Can you reproduce the data beneath, keeping every line exact?
[start]
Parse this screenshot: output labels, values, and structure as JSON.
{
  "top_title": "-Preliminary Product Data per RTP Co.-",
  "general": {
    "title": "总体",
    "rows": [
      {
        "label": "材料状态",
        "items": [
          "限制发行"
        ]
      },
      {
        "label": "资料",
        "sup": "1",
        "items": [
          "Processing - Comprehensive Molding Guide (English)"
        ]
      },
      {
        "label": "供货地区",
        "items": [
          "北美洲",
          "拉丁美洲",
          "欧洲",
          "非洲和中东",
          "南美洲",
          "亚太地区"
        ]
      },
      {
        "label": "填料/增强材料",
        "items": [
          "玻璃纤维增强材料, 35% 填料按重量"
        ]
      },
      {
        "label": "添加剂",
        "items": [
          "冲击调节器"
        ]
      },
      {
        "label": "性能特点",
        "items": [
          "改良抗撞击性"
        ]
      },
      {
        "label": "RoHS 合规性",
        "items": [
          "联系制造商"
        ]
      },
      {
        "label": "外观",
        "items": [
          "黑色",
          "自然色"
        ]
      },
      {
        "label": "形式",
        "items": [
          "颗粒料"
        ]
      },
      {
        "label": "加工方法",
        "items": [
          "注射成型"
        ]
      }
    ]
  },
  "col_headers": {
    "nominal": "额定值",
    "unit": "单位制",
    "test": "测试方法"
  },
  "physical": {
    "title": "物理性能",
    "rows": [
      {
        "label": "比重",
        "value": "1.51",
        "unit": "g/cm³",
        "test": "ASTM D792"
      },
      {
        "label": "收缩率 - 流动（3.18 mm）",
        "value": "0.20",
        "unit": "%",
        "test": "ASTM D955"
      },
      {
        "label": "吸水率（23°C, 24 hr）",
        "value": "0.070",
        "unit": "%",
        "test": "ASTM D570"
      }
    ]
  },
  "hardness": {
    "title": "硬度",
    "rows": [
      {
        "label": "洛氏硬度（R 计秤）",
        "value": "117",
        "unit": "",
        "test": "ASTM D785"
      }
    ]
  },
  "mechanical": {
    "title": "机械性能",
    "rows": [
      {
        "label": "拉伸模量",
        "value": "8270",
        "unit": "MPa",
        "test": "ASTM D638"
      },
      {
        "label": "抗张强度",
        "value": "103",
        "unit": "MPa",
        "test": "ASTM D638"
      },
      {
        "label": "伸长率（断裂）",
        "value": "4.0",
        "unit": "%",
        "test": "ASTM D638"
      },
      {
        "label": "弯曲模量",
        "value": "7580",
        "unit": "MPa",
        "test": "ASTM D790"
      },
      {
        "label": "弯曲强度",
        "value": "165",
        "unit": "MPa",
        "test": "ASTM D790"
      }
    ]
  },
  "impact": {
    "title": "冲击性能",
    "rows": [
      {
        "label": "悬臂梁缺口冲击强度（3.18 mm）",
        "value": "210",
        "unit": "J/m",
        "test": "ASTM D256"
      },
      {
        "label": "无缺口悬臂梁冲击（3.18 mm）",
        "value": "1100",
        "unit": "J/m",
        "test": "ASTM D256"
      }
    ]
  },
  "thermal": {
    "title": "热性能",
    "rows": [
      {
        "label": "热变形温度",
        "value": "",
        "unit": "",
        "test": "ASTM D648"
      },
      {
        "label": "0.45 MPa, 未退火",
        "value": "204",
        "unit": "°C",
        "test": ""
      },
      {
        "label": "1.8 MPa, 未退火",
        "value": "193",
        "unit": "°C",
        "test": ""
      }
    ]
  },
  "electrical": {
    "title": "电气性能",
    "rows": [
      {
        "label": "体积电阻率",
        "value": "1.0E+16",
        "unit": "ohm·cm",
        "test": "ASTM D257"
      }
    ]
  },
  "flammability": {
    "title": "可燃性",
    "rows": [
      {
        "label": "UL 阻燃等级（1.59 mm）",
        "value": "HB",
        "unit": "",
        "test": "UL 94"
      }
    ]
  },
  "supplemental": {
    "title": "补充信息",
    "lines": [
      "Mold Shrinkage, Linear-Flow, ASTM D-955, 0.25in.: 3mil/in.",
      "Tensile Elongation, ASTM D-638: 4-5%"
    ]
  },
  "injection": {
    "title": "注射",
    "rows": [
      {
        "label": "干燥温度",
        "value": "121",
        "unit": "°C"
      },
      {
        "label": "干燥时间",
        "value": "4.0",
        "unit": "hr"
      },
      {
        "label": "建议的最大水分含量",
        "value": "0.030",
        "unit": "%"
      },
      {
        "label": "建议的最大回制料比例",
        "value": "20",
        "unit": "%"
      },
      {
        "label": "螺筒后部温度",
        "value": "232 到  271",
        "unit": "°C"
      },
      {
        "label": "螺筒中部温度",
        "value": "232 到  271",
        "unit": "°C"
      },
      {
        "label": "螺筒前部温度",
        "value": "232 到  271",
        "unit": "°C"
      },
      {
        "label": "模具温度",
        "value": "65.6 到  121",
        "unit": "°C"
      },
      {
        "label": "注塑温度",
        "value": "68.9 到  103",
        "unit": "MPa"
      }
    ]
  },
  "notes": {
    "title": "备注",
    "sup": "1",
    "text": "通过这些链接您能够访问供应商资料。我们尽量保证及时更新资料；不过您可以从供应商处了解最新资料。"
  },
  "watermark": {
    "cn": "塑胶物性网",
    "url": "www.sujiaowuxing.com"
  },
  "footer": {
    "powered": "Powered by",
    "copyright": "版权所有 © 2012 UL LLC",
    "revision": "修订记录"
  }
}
[end]
◆ **SOLUTION TO THIS TASK**:
Parse this screenshot: output labels, values, and structure as JSON.
{
  "top_title": "-Preliminary Product Data per RTP Co.-",
  "general": {
    "title": "总体",
    "rows": [
      {
        "label": "材料状态",
        "items": [
          "限制发行"
        ]
      },
      {
        "label": "资料",
        "sup": "1",
        "items": [
          "Processing - Comprehensive Molding Guide (English)"
        ]
      },
      {
        "label": "供货地区",
        "items": [
          "北美洲",
          "拉丁美洲",
          "欧洲",
          "非洲和中东",
          "南美洲",
          "亚太地区"
        ]
      },
      {
        "label": "填料/增强材料",
        "items": [
          "玻璃纤维增强材料, 35% 填料按重量"
        ]
      },
      {
        "label": "添加剂",
        "items": [
          "冲击调节器"
        ]
      },
      {
        "label": "性能特点",
        "items": [
          "改良抗撞击性"
        ]
      },
      {
        "label": "RoHS 合规性",
        "items": [
          "联系制造商"
        ]
      },
      {
        "label": "外观",
        "items": [
          "黑色",
          "自然色"
        ]
      },
      {
        "label": "形式",
        "items": [
          "颗粒料"
        ]
      },
      {
        "label": "加工方法",
        "items": [
          "注射成型"
        ]
      }
    ]
  },
  "col_headers": {
    "nominal": "额定值",
    "unit": "单位制",
    "test": "测试方法"
  },
  "physical": {
    "title": "物理性能",
    "rows": [
      {
        "label": "比重",
        "value": "1.51",
        "unit": "g/cm³",
        "test": "ASTM D792"
      },
      {
        "label": "收缩率 - 流动（3.18 mm）",
        "value": "0.20",
        "unit": "%",
        "test": "ASTM D955"
      },
      {
        "label": "吸水率（23°C, 24 hr）",
        "value": "0.070",
        "unit": "%",
        "test": "ASTM D570"
      }
    ]
  },
  "hardness": {
    "title": "硬度",
    "rows": [
      {
        "label": "洛氏硬度（R 计秤）",
        "value": "117",
        "unit": "",
        "test": "ASTM D785"
      }
    ]
  },
  "mechanical": {
    "title": "机械性能",
    "rows": [
      {
        "label": "拉伸模量",
        "value": "8270",
        "unit": "MPa",
        "test": "ASTM D638"
      },
      {
        "label": "抗张强度",
        "value": "103",
        "unit": "MPa",
        "test": "ASTM D638"
      },
      {
        "label": "伸长率（断裂）",
        "value": "4.0",
        "unit": "%",
        "test": "ASTM D638"
      },
      {
        "label": "弯曲模量",
        "value": "7580",
        "unit": "MPa",
        "test": "ASTM D790"
      },
      {
        "label": "弯曲强度",
        "value": "165",
        "unit": "MPa",
        "test": "ASTM D790"
      }
    ]
  },
  "impact": {
    "title": "冲击性能",
    "rows": [
      {
        "label": "悬臂梁缺口冲击强度（3.18 mm）",
        "value": "210",
        "unit": "J/m",
        "test": "ASTM D256"
      },
      {
        "label": "无缺口悬臂梁冲击（3.18 mm）",
        "value": "1100",
        "unit": "J/m",
        "test": "ASTM D256"
      }
    ]
  },
  "thermal": {
    "title": "热性能",
    "rows": [
      {
        "label": "热变形温度",
        "value": "",
        "unit": "",
        "test": "ASTM D648"
      },
      {
        "label": "0.45 MPa, 未退火",
        "value": "204",
        "unit": "°C",
        "test": ""
      },
      {
        "label": "1.8 MPa, 未退火",
        "value": "193",
        "unit": "°C",
        "test": ""
      }
    ]
  },
  "electrical": {
    "title": "电气性能",
    "rows": [
      {
        "label": "体积电阻率",
        "value": "1.0E+16",
        "unit": "ohm·cm",
        "test": "ASTM D257"
      }
    ]
  },
  "flammability": {
    "title": "可燃性",
    "rows": [
      {
        "label": "UL 阻燃等级（1.59 mm）",
        "value": "HB",
        "unit": "",
        "test": "UL 94"
      }
    ]
  },
  "supplemental": {
    "title": "补充信息",
    "lines": [
      "Mold Shrinkage, Linear-Flow, ASTM D-955, 0.25in.: 3mil/in.",
      "Tensile Elongation, ASTM D-638: 4-5%"
    ]
  },
  "injection": {
    "title": "注射",
    "rows": [
      {
        "label": "干燥温度",
        "value": "121",
        "unit": "°C"
      },
      {
        "label": "干燥时间",
        "value": "4.0",
        "unit": "hr"
      },
      {
        "label": "建议的最大水分含量",
        "value": "0.030",
        "unit": "%"
      },
      {
        "label": "建议的最大回制料比例",
        "value": "20",
        "unit": "%"
      },
      {
        "label": "螺筒后部温度",
        "value": "232 到  271",
        "unit": "°C"
      },
      {
        "label": "螺筒中部温度",
        "value": "232 到  271",
        "unit": "°C"
      },
      {
        "label": "螺筒前部温度",
        "value": "232 到  271",
        "unit": "°C"
      },
      {
        "label": "模具温度",
        "value": "65.6 到  121",
        "unit": "°C"
      },
      {
        "label": "注塑温度",
        "value": "68.9 到  103",
        "unit": "MPa"
      }
    ]
  },
  "notes": {
    "title": "备注",
    "sup": "1",
    "text": "通过这些链接您能够访问供应商资料。我们尽量保证及时更新资料；不过您可以从供应商处了解最新资料。"
  },
  "watermark": {
    "cn": "塑胶物性网",
    "url": "www.sujiaowuxing.com"
  },
  "footer": {
    "powered": "Powered by",
    "copyright": "版权所有 © 2012 UL LLC",
    "revision": "修订记录"
  }
}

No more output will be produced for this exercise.